= TAREFAS PROPOSTAS =
A) Responda com base no trecho sobre o sujeito contemporâneo:
(i) O que o homem passa a construir depois do período da enchente?
(ii) De qual canção de Caetano Veloso são os versos citados?
(iii) Entre quais sentimentos esse sujeito vive, como todos nós?
B) Dê continuidade ao trecho sobre o sujeito contemporâneo, partindo dos últimos versos citados.

Outro momento, é a presença dele durante a enchente no lugar onde mora. Ao lado de duas mulheres que vivem com ele, e foram resgatadas numa tragédia, o homem ajuda a retirar entulhos e pessoas dos escombros após um deslizamento de terra. Após esse período, ele passa a trabalhar ativamente para a construção de uma horta com comida orgânica para as escolas e creches locais e um pequeno campinho de futebol para a criançada jogar bola.
Lendo isto, você deve pensar que este sujeito é um cara bom, ético e moral. Bom, sim e não, quase sempre, mas nem sempre. Como um iconoclasta das ideias, ele é atravessado por todas sem conseguir incorporar nenhuma. Ele flana pela filosofia, pela antropologia e mergulha num caos antropofágico em que todas as ideias, até as piores, são igualmente válidas diante do éter universal de pensamentos.
Em um mundo cada vez mais acelerado, esse sujeito é o contemporâneo por natureza: livre e explorado, absolutamente dono do seu destino, mas capacho da necessidade de sobrevivência em um mundo de desigualdade. Ele vive como todos nós, entre o medo e a vertigem, a coragem e o desespero, tal como pensou Caetano Veloso em Americanos:
“E dançamos com uma graça cujo segredo
Nem eu mesmo sei
Entre a delícia e a desgraça
Entre o monstruoso e o sublime”

= MATERIAL =
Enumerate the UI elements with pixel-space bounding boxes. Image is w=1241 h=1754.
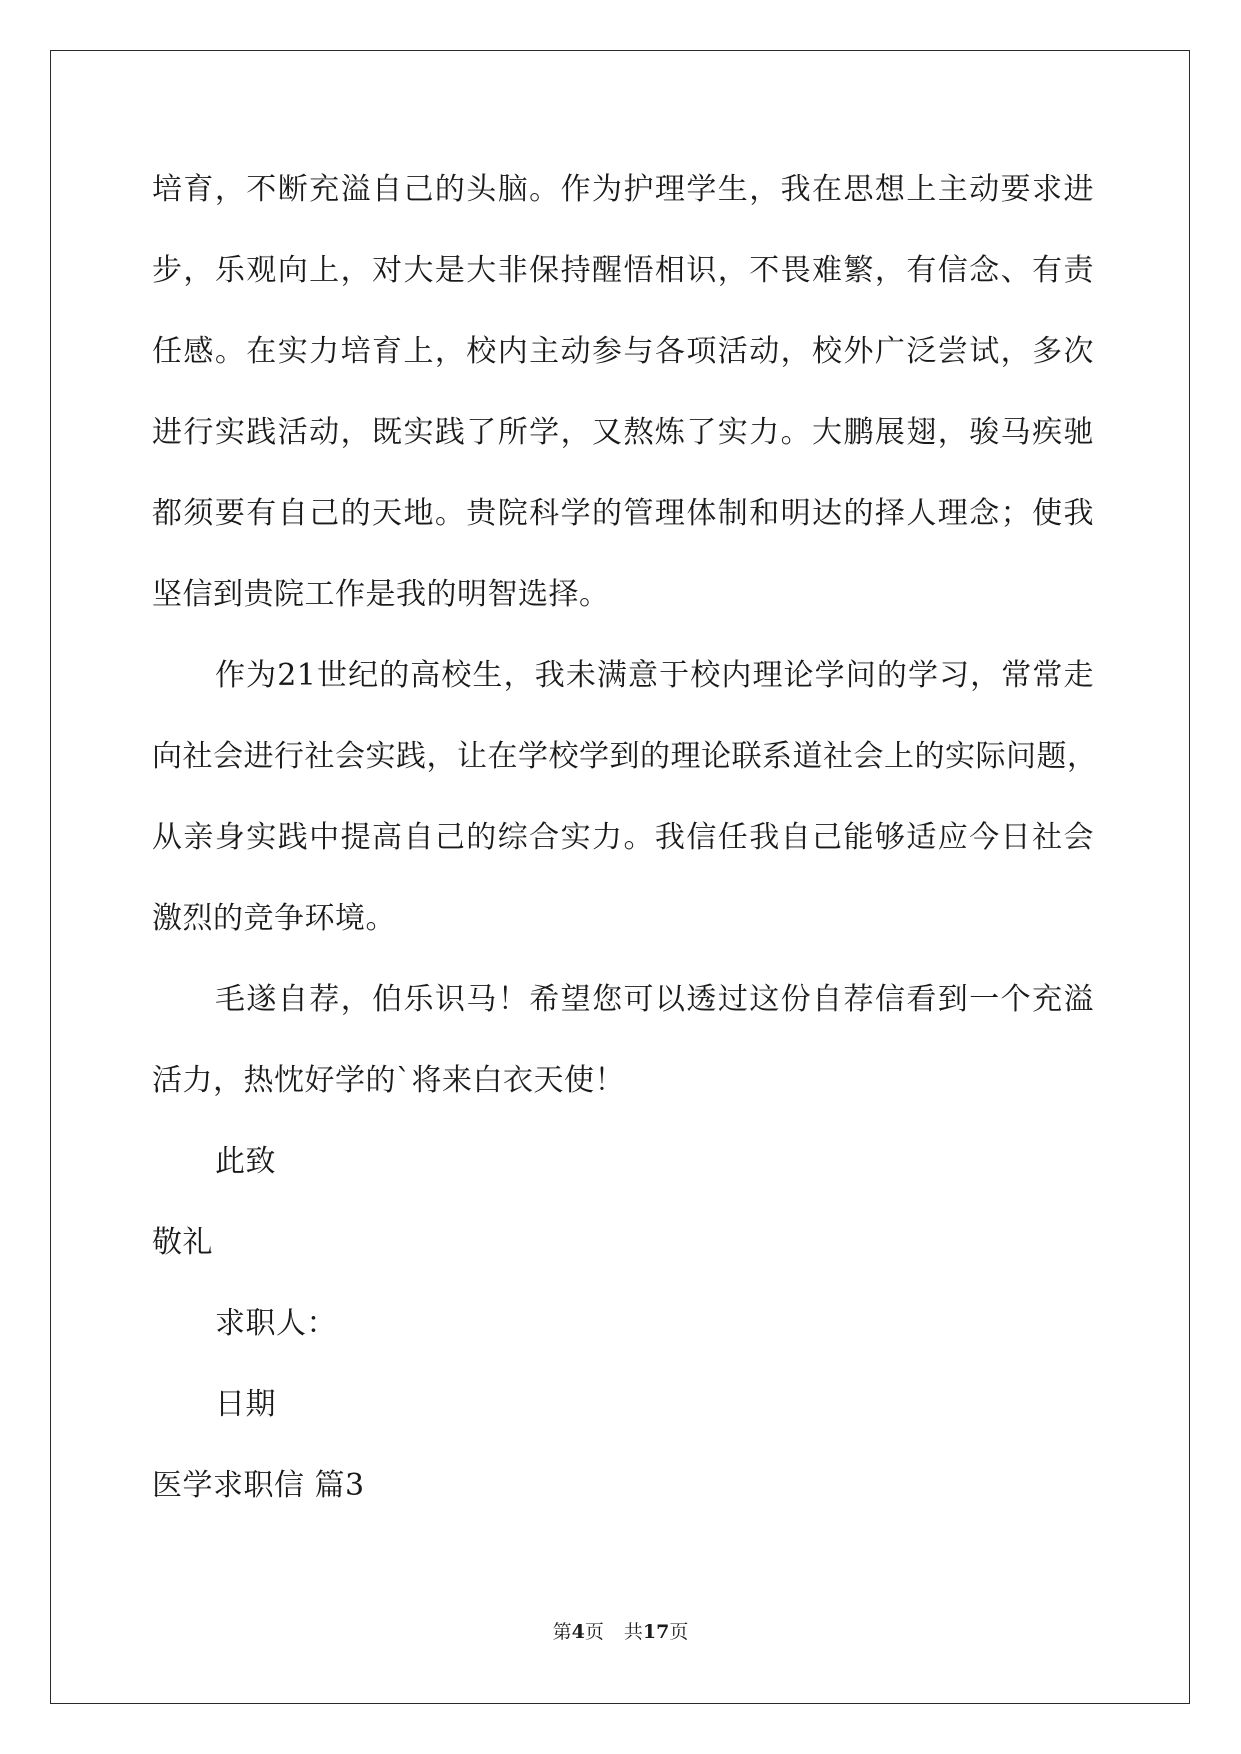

= RESPOSTAS EM ORDEM =
A)
(i) Uma horta com comida orgânica para as escolas e creches locais e um pequeno campinho de futebol para a criançada jogar bola.
(ii) Americanos.
(iii) Entre o medo e a vertigem, a coragem e o desespero.

B)
O Terrorista Doces é uma obra pujante, grave, até exaustiva para quem lê, mas um belo tratado do que é o nosso mundo cada vez mais mundo e cada vez menos nosso. Espero que se divirta ao conhecê-lo!
Quem é V. Tavares?
V. Tavares nasceu em 1986. Desde cedo entusiasmou-se pela contação de histórias de seus pais, e mais tarde na literatura pelos mestres da escola pública, em cujas bibliotecas sempre passava mais tempo do que era permitido, e publica agora este seu primeiro romance.